**Directions for this task**
Transcribe each line of the records below exactly, excluding any embedded images.

──────────

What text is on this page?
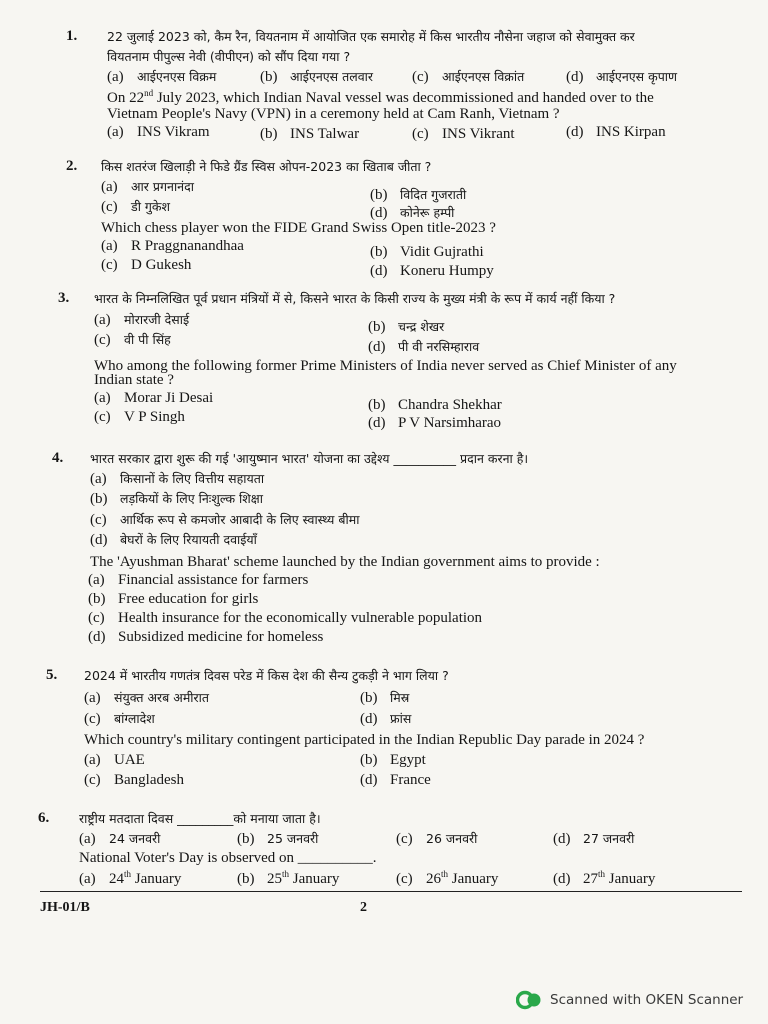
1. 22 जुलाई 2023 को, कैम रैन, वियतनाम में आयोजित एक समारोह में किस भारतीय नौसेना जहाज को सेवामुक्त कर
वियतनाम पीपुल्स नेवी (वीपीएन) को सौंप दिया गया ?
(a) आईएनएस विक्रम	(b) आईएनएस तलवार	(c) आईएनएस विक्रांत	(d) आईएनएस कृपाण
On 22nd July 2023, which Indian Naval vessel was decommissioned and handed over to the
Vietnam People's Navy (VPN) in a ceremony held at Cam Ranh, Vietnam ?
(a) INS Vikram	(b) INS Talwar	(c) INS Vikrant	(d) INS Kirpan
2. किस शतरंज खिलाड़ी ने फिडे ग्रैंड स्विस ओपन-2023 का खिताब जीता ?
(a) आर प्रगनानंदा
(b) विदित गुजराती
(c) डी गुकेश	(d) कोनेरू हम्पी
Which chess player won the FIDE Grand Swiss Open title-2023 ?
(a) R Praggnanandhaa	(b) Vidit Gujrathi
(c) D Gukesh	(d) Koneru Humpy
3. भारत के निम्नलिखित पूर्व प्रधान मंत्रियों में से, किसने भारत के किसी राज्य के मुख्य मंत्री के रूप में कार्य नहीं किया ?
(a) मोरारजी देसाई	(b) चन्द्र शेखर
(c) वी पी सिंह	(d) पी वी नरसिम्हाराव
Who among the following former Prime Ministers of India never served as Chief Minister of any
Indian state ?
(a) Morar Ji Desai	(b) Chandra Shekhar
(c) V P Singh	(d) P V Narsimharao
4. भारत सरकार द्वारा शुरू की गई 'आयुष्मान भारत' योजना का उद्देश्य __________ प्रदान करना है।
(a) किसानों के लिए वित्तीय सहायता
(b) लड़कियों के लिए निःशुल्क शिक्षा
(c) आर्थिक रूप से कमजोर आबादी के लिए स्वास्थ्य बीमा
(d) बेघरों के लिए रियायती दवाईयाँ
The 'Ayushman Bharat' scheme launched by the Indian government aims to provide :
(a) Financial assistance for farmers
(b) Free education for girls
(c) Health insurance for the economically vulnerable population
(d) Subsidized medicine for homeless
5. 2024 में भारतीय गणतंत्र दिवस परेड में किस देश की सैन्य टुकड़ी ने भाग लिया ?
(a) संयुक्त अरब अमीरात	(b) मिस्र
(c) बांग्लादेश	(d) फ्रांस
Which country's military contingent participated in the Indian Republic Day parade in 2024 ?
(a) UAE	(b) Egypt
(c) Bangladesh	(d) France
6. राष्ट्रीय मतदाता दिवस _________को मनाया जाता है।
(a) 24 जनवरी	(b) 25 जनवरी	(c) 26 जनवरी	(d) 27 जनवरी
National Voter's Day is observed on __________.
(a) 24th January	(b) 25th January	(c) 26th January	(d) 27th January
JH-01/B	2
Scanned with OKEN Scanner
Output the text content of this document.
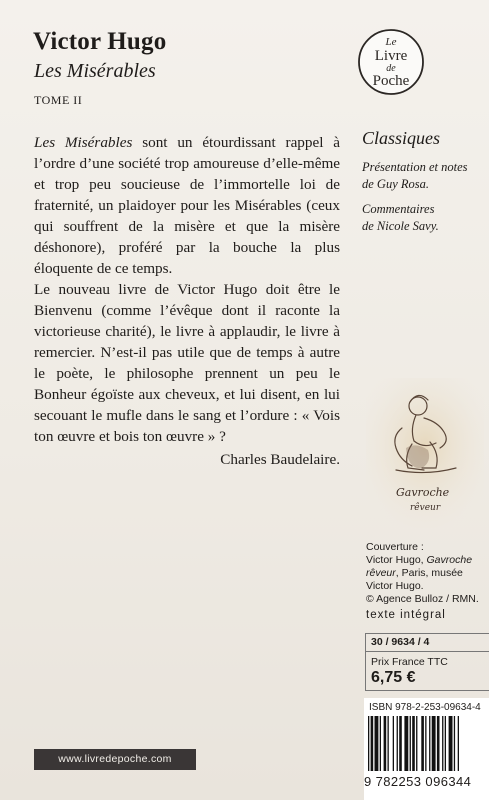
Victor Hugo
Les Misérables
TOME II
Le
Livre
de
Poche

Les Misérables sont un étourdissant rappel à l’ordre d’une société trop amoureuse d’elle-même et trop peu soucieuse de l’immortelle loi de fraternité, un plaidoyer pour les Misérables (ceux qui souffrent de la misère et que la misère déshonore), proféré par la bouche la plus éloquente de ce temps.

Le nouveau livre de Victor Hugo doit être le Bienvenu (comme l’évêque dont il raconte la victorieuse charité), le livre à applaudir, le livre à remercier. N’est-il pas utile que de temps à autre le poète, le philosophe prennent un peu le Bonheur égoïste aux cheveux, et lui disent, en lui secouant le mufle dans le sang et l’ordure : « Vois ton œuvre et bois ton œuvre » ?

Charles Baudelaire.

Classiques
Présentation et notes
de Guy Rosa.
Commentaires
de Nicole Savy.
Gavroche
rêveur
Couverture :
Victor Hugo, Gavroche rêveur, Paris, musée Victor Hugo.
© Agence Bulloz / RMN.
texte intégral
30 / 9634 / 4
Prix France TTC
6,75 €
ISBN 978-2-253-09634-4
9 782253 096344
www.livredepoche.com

──────────

**Written answer**
What text is on this page?
1. 22 जुलाई 2023 को, कैम रैन, वियतनाम में आयोजित एक समारोह में किस भारतीय नौसेना जहाज को सेवामुक्त कर
वियतनाम पीपुल्स नेवी (वीपीएन) को सौंप दिया गया ?
(a) आईएनएस विक्रम	(b) आईएनएस तलवार	(c) आईएनएस विक्रांत	(d) आईएनएस कृपाण
On 22nd July 2023, which Indian Naval vessel was decommissioned and handed over to the
Vietnam People's Navy (VPN) in a ceremony held at Cam Ranh, Vietnam ?
(a) INS Vikram	(b) INS Talwar	(c) INS Vikrant	(d) INS Kirpan
2. किस शतरंज खिलाड़ी ने फिडे ग्रैंड स्विस ओपन-2023 का खिताब जीता ?
(a) आर प्रगनानंदा
(b) विदित गुजराती
(c) डी गुकेश	(d) कोनेरू हम्पी
Which chess player won the FIDE Grand Swiss Open title-2023 ?
(a) R Praggnanandhaa	(b) Vidit Gujrathi
(c) D Gukesh	(d) Koneru Humpy
3. भारत के निम्नलिखित पूर्व प्रधान मंत्रियों में से, किसने भारत के किसी राज्य के मुख्य मंत्री के रूप में कार्य नहीं किया ?
(a) मोरारजी देसाई	(b) चन्द्र शेखर
(c) वी पी सिंह	(d) पी वी नरसिम्हाराव
Who among the following former Prime Ministers of India never served as Chief Minister of any
Indian state ?
(a) Morar Ji Desai	(b) Chandra Shekhar
(c) V P Singh	(d) P V Narsimharao
4. भारत सरकार द्वारा शुरू की गई 'आयुष्मान भारत' योजना का उद्देश्य __________ प्रदान करना है।
(a) किसानों के लिए वित्तीय सहायता
(b) लड़कियों के लिए निःशुल्क शिक्षा
(c) आर्थिक रूप से कमजोर आबादी के लिए स्वास्थ्य बीमा
(d) बेघरों के लिए रियायती दवाईयाँ
The 'Ayushman Bharat' scheme launched by the Indian government aims to provide :
(a) Financial assistance for farmers
(b) Free education for girls
(c) Health insurance for the economically vulnerable population
(d) Subsidized medicine for homeless
5. 2024 में भारतीय गणतंत्र दिवस परेड में किस देश की सैन्य टुकड़ी ने भाग लिया ?
(a) संयुक्त अरब अमीरात	(b) मिस्र
(c) बांग्लादेश	(d) फ्रांस
Which country's military contingent participated in the Indian Republic Day parade in 2024 ?
(a) UAE	(b) Egypt
(c) Bangladesh	(d) France
6. राष्ट्रीय मतदाता दिवस _________को मनाया जाता है।
(a) 24 जनवरी	(b) 25 जनवरी	(c) 26 जनवरी	(d) 27 जनवरी
National Voter's Day is observed on __________.
(a) 24th January	(b) 25th January	(c) 26th January	(d) 27th January
JH-01/B	2
Scanned with OKEN Scanner
Output the text content of this document.
Victor Hugo
Les Misérables
TOME II
Le
Livre
de
Poche

Les Misérables sont un étourdissant rappel à l’ordre d’une société trop amoureuse d’elle-même et trop peu soucieuse de l’immortelle loi de fraternité, un plaidoyer pour les Misérables (ceux qui souffrent de la misère et que la misère déshonore), proféré par la bouche la plus éloquente de ce temps.

Le nouveau livre de Victor Hugo doit être le Bienvenu (comme l’évêque dont il raconte la victorieuse charité), le livre à applaudir, le livre à remercier. N’est-il pas utile que de temps à autre le poète, le philosophe prennent un peu le Bonheur égoïste aux cheveux, et lui disent, en lui secouant le mufle dans le sang et l’ordure : « Vois ton œuvre et bois ton œuvre » ?

Charles Baudelaire.

Classiques
Présentation et notes
de Guy Rosa.
Commentaires
de Nicole Savy.
Gavroche
rêveur
Couverture :
Victor Hugo, Gavroche rêveur, Paris, musée Victor Hugo.
© Agence Bulloz / RMN.
texte intégral
30 / 9634 / 4
Prix France TTC
6,75 €
ISBN 978-2-253-09634-4
9 782253 096344
www.livredepoche.com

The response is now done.